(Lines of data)

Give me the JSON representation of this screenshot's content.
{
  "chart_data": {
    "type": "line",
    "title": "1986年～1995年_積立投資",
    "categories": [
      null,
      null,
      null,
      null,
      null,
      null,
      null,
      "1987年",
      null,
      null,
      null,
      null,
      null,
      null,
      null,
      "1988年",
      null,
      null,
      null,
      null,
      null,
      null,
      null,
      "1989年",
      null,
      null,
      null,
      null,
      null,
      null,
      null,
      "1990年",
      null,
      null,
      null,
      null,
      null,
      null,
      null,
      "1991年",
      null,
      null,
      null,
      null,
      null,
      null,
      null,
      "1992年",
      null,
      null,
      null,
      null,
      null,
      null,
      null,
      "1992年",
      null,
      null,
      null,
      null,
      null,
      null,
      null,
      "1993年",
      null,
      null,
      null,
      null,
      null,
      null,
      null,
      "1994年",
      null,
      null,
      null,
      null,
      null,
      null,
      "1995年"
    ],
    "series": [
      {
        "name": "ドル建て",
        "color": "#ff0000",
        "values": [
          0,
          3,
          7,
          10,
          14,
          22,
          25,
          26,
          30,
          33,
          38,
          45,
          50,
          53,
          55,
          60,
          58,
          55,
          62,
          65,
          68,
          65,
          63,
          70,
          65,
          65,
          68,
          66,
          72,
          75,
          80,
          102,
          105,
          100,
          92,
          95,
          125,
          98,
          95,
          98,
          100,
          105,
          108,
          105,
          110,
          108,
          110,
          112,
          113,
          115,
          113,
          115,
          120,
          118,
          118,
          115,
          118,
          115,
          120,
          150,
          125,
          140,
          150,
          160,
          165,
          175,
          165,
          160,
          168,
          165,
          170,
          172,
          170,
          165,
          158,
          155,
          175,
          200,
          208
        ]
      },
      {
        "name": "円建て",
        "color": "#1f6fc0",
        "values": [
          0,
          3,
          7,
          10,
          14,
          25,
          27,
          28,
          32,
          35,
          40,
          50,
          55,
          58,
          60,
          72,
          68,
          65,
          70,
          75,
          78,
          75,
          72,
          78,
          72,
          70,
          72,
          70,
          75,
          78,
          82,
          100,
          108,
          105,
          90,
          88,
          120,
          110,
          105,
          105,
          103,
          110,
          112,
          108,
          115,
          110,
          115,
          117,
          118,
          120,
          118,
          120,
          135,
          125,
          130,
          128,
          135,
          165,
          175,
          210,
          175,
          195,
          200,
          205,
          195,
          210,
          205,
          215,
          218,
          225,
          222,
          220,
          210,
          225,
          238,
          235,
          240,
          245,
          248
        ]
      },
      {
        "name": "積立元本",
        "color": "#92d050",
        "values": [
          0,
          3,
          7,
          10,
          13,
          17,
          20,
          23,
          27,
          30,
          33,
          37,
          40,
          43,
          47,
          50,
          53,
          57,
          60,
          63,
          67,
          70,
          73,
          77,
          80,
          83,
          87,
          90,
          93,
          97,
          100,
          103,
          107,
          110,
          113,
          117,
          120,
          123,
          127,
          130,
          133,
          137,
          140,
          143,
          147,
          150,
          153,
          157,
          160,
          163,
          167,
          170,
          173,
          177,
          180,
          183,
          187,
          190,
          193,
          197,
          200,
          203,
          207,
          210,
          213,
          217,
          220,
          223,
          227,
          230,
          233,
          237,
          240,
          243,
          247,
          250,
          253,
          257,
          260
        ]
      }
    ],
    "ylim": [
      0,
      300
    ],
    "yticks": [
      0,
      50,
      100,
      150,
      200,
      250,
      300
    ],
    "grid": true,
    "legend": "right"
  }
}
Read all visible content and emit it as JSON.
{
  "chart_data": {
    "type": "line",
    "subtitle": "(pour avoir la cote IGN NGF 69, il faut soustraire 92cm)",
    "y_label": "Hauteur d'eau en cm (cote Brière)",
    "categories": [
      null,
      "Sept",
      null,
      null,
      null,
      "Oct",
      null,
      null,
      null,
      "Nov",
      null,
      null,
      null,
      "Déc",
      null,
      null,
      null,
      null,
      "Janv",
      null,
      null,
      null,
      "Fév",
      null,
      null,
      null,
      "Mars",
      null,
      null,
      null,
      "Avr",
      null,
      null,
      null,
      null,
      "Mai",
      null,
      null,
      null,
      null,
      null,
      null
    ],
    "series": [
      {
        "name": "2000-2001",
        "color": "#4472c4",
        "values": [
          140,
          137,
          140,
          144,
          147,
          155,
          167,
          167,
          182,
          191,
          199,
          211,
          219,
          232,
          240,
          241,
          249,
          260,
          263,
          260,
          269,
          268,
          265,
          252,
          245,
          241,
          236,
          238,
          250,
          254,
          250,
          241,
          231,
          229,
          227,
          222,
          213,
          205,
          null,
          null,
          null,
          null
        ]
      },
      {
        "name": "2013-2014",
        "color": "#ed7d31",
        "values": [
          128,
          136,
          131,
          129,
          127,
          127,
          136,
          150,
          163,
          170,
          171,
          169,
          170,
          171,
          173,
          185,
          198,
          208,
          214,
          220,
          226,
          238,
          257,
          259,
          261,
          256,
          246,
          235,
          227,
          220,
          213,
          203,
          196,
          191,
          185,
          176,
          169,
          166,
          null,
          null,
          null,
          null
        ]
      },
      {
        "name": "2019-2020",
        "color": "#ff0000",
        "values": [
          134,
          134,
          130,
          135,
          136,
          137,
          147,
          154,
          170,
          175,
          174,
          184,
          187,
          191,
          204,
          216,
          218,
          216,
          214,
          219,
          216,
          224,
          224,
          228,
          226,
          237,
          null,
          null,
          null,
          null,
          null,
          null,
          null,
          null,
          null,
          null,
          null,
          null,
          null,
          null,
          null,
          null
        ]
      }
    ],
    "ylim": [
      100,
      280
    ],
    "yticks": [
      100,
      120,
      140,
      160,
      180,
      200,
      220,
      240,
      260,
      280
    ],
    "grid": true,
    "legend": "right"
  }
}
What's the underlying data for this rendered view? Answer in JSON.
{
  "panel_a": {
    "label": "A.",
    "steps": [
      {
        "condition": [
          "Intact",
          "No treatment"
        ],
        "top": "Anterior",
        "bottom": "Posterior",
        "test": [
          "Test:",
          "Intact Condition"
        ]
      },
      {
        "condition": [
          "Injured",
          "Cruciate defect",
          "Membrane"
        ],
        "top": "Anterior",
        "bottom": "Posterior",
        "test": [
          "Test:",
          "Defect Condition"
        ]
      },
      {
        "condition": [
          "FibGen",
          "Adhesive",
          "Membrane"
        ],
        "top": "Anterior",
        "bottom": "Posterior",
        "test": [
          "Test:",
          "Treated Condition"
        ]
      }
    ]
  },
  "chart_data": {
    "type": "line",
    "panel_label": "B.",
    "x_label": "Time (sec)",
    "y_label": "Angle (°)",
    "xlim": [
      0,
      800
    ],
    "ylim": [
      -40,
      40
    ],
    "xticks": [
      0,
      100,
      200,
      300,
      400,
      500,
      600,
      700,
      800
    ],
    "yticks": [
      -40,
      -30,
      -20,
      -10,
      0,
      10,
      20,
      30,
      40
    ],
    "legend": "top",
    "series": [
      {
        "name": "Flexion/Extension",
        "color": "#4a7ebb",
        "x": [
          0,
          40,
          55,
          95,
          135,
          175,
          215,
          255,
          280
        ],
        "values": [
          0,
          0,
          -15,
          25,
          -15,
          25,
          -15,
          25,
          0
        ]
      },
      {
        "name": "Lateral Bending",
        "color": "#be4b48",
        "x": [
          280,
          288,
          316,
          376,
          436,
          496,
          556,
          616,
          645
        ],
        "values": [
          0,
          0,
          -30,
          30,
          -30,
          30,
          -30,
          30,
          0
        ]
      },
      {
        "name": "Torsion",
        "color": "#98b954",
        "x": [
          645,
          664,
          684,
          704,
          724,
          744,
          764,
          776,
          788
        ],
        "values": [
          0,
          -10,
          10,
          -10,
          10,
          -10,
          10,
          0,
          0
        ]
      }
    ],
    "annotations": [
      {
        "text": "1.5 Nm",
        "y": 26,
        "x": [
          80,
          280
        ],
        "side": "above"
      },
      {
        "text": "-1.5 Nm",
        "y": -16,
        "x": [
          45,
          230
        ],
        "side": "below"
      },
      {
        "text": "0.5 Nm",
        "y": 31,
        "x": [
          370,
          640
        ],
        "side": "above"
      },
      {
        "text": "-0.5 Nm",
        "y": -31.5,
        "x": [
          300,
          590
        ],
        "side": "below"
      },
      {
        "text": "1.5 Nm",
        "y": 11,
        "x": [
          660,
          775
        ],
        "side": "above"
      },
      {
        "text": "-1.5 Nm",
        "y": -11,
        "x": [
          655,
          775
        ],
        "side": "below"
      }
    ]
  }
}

__YOUR OBJECTIVE__: Search the lines for "content". Copy each line that has it.

__SOLUTION TO THIS EXERCISE__:
Give me the JSON representation of this screenshot's content.
Read all visible content and emit it as JSON.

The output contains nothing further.